- SOURCE DATA:
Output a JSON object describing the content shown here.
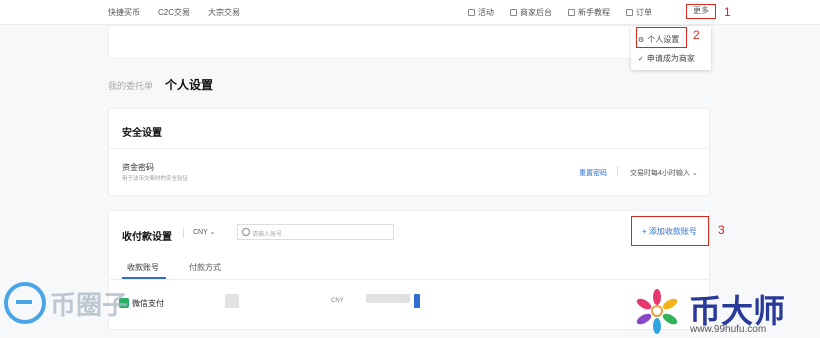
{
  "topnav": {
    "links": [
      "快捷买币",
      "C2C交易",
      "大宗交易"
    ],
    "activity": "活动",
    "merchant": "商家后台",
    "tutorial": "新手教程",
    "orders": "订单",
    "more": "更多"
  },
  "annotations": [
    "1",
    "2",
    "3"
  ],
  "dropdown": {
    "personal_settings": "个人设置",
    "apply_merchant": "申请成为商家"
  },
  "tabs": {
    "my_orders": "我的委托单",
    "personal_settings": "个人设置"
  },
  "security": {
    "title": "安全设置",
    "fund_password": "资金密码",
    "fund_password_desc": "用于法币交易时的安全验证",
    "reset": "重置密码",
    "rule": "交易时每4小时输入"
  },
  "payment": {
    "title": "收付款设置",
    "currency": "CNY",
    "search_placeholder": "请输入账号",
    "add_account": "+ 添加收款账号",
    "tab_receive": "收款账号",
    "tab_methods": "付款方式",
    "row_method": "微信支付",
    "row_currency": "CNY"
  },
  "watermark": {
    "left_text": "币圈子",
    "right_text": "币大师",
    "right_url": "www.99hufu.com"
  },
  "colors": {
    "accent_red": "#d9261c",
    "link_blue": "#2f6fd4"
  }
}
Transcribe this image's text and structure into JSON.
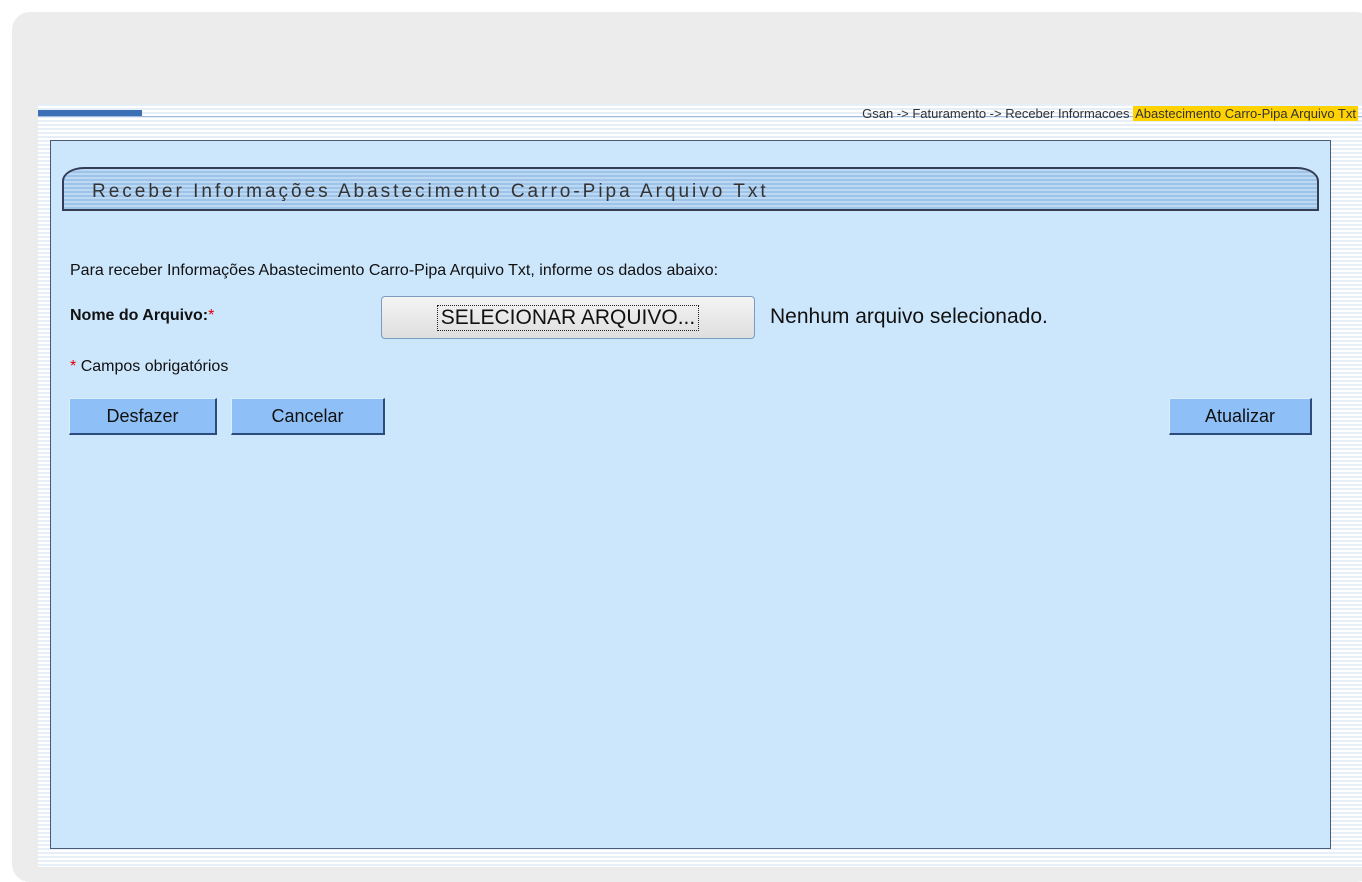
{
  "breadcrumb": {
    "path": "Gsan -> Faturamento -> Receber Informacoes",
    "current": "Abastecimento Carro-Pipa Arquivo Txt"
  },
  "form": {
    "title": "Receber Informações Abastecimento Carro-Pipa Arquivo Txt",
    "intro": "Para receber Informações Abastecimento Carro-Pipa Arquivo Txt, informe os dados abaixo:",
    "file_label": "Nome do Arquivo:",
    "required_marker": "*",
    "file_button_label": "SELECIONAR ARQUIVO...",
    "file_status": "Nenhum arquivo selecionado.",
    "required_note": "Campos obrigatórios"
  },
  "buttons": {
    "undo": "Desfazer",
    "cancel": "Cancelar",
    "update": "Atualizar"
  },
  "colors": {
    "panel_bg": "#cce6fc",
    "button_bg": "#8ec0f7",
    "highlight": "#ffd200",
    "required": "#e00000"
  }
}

- WORK REQUIRED: Go through the material above and copy each line that has the word "title".

- FULL OUTPUT:
    "title": "安全设置",
    "title": "收付款设置",
    "title": "Receber Informações Abastecimento Carro-Pipa Arquivo Txt",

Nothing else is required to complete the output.